**Listed entries:**
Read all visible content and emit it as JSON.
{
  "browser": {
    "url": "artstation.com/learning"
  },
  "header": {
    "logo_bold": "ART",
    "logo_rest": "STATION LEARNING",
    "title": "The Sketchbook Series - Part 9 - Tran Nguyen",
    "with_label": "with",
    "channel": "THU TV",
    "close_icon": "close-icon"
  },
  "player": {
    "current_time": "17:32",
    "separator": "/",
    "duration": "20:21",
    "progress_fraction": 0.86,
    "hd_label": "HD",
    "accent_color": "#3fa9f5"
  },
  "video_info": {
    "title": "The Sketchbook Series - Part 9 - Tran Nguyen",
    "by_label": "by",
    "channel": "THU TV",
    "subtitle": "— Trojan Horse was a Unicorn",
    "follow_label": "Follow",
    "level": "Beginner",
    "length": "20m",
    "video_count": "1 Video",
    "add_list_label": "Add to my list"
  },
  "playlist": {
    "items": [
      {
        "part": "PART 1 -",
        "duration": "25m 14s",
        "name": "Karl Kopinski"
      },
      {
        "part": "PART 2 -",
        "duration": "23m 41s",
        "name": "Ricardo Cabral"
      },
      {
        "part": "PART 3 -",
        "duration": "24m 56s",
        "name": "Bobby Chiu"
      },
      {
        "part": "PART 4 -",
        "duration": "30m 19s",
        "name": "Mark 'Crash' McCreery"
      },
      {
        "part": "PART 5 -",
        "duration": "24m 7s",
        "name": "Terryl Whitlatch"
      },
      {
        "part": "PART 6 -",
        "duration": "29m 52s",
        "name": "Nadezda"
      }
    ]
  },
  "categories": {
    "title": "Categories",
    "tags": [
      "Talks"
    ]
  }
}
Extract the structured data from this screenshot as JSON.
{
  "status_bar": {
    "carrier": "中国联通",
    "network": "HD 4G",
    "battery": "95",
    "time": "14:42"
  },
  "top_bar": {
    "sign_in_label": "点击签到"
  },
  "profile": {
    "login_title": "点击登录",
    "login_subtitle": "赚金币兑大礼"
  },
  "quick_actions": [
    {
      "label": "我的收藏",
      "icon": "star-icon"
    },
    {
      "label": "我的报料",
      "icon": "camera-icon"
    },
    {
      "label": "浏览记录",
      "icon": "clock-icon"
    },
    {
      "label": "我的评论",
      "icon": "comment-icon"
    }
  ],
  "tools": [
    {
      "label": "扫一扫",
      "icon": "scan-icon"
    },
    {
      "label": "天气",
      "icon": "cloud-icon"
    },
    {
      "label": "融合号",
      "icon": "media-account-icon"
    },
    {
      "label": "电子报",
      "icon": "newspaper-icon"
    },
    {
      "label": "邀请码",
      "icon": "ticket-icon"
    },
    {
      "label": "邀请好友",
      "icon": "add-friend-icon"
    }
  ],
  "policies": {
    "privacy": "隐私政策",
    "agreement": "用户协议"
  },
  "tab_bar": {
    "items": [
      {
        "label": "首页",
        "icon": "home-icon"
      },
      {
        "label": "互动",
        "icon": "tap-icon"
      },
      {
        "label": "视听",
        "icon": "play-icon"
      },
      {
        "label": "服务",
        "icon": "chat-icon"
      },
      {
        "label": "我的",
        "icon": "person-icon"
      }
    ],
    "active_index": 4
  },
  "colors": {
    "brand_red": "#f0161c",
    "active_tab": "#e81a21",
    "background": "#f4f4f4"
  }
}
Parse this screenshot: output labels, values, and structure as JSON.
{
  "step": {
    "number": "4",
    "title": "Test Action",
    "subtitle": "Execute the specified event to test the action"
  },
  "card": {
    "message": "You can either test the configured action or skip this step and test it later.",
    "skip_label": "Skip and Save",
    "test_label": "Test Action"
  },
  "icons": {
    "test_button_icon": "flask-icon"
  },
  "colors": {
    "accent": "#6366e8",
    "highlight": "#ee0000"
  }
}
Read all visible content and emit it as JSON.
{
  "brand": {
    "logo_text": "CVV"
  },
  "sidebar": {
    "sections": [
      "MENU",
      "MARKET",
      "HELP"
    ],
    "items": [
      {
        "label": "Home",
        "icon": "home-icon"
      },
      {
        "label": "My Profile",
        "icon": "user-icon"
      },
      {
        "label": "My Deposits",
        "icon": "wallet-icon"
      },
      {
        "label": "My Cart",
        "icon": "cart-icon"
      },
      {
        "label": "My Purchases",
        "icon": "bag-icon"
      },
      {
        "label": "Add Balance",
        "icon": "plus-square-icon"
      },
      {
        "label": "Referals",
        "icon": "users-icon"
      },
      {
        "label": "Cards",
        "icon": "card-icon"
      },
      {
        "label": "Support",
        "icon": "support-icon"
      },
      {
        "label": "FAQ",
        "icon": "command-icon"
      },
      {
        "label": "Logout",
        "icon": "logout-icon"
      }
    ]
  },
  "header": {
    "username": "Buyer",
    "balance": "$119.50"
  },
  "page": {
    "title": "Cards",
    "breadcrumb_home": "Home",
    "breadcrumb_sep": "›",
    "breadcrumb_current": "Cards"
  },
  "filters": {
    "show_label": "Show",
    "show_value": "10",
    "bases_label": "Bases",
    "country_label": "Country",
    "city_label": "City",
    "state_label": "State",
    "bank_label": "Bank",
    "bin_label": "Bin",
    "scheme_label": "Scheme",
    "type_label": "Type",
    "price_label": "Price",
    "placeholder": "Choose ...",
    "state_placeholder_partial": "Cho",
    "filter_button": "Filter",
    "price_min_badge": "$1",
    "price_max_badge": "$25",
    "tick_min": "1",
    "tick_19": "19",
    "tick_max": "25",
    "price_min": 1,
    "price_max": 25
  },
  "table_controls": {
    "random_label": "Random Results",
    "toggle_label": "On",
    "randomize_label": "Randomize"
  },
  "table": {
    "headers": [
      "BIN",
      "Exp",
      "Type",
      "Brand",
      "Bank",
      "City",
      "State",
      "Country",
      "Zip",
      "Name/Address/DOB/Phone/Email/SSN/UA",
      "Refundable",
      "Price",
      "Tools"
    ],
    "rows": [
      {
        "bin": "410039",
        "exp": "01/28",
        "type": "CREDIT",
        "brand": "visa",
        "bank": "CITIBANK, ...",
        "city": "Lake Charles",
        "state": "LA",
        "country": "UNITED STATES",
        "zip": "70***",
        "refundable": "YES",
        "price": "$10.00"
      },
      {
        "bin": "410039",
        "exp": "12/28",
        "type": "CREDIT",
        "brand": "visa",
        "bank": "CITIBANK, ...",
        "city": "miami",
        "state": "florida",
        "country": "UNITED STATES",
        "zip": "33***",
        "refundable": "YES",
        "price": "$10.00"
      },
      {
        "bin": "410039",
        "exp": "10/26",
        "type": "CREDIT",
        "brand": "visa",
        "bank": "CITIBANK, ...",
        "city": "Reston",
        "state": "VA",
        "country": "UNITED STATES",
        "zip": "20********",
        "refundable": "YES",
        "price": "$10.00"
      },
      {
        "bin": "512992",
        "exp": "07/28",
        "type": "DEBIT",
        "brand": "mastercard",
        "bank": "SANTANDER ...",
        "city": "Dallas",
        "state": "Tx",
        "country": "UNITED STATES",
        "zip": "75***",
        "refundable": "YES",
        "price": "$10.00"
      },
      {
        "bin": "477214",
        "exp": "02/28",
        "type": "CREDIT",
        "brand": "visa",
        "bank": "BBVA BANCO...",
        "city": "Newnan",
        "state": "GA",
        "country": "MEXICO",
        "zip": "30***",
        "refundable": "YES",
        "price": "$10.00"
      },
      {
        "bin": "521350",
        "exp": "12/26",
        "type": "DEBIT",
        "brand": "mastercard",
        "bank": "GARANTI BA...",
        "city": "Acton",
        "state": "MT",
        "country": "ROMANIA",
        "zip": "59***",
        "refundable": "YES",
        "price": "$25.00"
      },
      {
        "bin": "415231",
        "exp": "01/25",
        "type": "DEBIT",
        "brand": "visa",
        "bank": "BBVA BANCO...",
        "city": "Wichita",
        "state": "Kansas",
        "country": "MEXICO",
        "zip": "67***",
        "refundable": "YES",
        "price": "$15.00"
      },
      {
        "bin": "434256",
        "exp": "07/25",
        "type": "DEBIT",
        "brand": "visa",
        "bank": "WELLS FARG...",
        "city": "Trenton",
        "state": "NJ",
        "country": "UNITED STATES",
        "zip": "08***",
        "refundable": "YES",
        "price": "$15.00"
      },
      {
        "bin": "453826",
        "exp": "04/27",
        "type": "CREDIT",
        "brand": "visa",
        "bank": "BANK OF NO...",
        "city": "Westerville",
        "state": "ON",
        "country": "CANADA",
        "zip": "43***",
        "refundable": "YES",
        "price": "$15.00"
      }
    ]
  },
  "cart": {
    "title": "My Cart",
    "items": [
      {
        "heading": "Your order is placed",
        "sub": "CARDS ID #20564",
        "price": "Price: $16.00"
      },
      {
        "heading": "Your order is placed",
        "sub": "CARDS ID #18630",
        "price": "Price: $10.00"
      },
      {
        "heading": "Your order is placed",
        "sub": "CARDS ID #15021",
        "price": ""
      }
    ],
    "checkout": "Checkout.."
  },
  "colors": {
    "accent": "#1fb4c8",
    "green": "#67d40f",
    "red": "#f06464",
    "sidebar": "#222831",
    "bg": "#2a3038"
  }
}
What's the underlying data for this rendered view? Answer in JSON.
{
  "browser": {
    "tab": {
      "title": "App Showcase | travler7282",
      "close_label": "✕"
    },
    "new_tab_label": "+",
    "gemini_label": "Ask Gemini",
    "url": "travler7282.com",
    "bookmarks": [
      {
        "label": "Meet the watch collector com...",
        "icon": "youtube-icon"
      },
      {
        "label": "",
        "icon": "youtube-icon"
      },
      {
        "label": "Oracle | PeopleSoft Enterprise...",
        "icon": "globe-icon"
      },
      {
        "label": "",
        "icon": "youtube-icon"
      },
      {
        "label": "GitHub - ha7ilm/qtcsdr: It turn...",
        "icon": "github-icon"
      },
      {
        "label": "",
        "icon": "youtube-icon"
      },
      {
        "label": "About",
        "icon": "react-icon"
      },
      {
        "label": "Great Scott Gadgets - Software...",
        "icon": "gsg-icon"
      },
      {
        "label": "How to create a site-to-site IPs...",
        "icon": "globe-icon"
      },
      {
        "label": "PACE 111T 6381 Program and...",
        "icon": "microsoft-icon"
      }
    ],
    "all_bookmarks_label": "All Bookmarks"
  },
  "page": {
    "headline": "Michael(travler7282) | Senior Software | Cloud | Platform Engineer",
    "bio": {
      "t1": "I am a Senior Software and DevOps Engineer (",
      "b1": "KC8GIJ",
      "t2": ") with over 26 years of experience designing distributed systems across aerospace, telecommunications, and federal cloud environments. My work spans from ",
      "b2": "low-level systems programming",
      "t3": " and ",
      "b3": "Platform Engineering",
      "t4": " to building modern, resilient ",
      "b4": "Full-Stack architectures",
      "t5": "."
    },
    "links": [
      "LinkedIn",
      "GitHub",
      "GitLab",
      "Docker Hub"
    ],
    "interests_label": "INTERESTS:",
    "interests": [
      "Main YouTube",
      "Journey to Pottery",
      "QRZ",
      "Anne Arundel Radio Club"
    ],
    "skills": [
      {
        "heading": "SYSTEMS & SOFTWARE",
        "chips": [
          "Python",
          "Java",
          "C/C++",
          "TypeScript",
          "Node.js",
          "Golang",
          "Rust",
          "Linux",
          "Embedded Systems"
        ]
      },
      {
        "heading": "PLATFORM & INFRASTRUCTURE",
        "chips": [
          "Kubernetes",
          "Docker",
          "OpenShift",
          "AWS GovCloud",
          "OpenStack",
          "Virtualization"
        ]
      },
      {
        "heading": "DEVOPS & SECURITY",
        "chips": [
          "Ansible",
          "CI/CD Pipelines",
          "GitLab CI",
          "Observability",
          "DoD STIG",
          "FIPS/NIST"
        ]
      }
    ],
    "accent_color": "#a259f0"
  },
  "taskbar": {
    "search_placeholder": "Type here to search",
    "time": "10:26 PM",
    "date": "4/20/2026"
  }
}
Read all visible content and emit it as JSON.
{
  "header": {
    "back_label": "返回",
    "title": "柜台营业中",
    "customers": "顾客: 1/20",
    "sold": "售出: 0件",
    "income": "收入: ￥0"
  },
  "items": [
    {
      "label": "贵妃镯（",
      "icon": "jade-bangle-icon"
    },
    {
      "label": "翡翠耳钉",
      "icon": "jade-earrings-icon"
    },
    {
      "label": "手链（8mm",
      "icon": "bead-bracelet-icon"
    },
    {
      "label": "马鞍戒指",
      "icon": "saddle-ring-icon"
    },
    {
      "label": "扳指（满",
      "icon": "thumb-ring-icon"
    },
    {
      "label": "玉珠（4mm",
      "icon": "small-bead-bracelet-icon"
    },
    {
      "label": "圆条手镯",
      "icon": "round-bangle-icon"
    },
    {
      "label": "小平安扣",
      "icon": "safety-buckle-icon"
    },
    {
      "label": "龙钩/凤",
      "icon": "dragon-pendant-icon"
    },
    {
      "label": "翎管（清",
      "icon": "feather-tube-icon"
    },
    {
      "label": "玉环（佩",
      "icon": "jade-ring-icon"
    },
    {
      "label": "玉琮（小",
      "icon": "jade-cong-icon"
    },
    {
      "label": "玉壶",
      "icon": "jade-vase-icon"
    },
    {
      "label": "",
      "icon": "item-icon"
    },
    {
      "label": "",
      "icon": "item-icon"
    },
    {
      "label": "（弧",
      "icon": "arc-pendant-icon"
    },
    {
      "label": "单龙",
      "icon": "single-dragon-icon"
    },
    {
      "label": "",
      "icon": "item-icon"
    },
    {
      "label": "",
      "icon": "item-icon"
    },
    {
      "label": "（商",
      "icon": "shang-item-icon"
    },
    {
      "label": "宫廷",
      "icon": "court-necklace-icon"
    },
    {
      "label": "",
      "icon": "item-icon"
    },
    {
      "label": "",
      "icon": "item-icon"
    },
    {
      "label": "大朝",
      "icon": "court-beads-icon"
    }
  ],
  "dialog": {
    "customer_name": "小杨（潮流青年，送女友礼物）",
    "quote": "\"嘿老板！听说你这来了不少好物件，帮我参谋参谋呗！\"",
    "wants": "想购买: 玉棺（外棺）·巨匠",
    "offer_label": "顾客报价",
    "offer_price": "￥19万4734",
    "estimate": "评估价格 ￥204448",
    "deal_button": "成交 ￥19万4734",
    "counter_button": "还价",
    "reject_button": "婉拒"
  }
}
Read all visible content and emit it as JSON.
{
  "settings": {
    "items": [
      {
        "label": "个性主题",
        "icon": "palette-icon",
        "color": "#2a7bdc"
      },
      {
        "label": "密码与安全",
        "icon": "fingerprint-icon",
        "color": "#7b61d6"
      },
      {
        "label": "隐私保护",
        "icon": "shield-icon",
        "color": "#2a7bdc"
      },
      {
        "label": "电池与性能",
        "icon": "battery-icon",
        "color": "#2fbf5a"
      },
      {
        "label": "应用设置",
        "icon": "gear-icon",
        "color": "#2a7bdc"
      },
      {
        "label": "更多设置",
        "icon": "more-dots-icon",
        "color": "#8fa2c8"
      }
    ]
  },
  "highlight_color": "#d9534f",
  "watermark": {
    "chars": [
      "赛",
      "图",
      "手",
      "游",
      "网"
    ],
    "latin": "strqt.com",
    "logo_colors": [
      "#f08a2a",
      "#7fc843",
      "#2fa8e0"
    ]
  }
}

**Stated exercise:**
Scan the data for the word "pendant" and copy every line where it shows up.

**Correct result:**
      "icon": "dragon-pendant-icon"
      "icon": "arc-pendant-icon"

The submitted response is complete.